Identify the lines that contain the word "houses" and copy each one.

Figure record extracts:
• • • • • • •

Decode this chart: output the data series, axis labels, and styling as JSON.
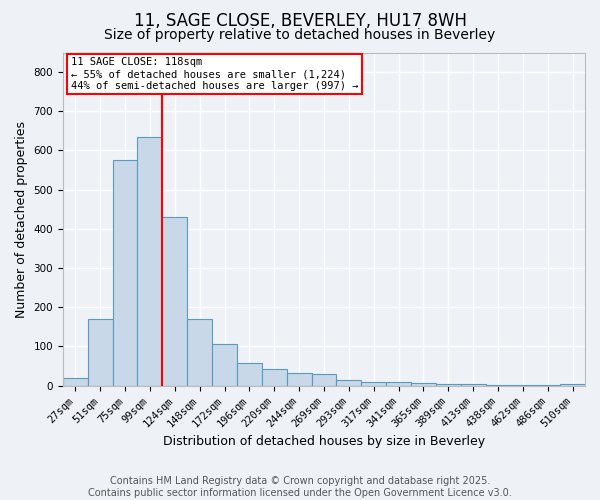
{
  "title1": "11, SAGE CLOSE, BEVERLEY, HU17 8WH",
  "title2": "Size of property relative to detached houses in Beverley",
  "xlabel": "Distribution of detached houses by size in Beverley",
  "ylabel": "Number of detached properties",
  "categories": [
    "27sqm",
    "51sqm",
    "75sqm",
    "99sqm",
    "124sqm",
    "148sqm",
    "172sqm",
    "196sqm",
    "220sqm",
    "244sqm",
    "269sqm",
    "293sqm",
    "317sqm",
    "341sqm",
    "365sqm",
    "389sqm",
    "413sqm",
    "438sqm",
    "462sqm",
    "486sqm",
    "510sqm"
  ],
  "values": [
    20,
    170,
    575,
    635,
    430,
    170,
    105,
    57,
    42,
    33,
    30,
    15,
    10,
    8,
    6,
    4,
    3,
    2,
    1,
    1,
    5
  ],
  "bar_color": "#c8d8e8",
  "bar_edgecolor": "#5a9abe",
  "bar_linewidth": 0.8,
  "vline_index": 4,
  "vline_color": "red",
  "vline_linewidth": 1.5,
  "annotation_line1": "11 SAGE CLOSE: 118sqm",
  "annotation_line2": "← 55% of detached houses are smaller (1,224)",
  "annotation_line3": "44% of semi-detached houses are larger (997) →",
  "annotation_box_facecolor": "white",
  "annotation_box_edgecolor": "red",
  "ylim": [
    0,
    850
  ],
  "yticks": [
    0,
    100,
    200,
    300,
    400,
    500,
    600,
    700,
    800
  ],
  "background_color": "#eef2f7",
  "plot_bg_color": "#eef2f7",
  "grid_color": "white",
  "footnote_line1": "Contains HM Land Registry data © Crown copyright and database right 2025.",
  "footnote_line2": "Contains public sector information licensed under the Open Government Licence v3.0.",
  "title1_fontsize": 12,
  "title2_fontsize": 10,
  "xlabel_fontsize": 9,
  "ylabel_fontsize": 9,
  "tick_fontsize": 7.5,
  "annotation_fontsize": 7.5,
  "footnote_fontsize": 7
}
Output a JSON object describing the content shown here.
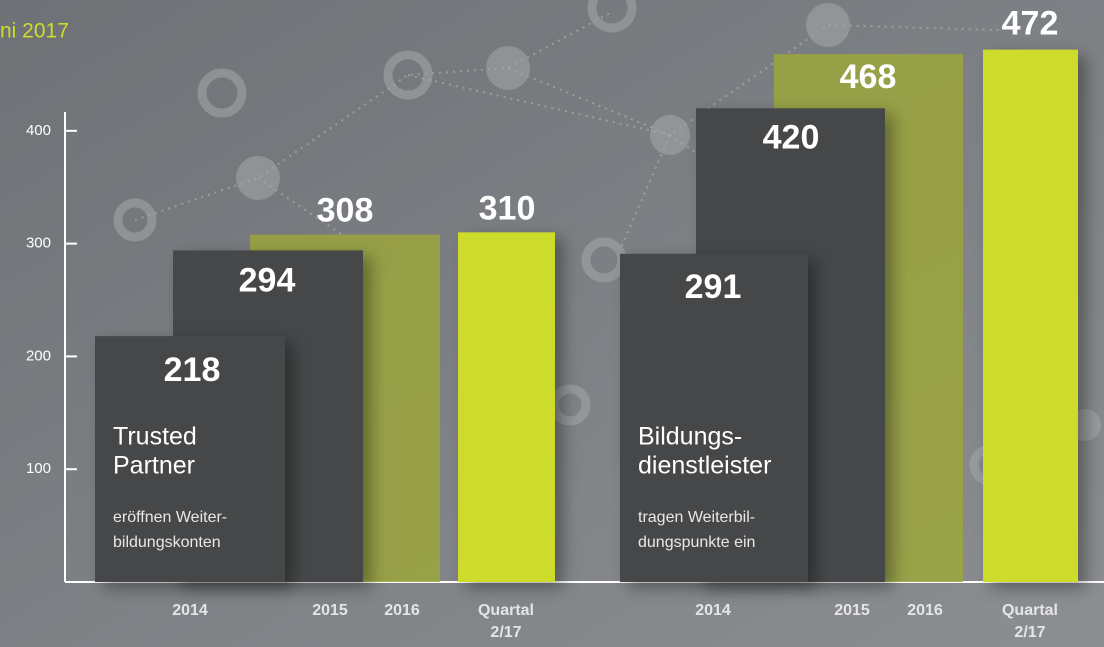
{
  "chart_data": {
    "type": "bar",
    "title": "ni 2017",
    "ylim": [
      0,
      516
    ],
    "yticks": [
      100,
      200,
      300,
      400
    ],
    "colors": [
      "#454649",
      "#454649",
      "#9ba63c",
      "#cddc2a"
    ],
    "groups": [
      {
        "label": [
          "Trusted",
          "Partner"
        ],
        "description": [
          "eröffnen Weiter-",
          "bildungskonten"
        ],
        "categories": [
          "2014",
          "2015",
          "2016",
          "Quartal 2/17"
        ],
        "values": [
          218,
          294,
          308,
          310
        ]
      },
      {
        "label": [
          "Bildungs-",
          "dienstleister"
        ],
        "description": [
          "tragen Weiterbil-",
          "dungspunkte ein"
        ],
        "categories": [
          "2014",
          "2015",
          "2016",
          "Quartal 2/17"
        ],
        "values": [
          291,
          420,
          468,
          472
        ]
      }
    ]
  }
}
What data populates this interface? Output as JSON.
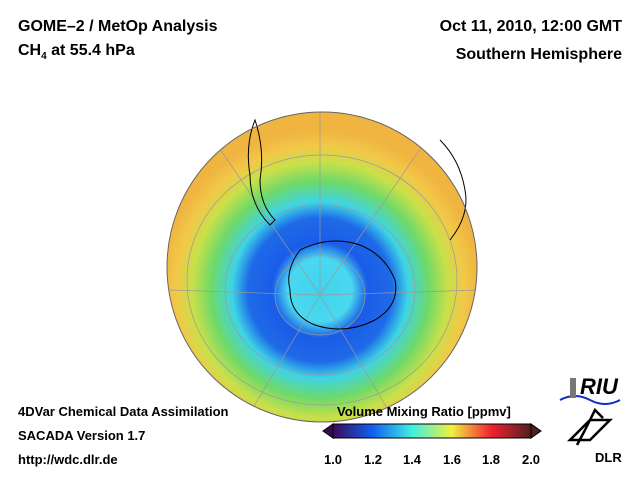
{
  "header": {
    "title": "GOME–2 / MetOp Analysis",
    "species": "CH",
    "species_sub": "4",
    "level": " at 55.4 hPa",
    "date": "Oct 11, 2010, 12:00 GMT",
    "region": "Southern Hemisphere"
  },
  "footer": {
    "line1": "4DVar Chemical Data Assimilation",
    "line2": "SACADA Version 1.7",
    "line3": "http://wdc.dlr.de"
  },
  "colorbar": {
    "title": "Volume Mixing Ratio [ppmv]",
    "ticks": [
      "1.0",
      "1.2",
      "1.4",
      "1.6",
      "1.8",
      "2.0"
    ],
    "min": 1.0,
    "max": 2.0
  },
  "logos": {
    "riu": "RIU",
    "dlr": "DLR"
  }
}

• • • • • • •

Solution for this task:
  "title2": "Size of property relative to detached houses in Beverley",
  "xlabel": "Distribution of detached houses by size in Beverley",
  "annotation_line2": "← 55% of detached houses are smaller (1,224)",
  "annotation_line3": "44% of semi-detached houses are larger (997) →",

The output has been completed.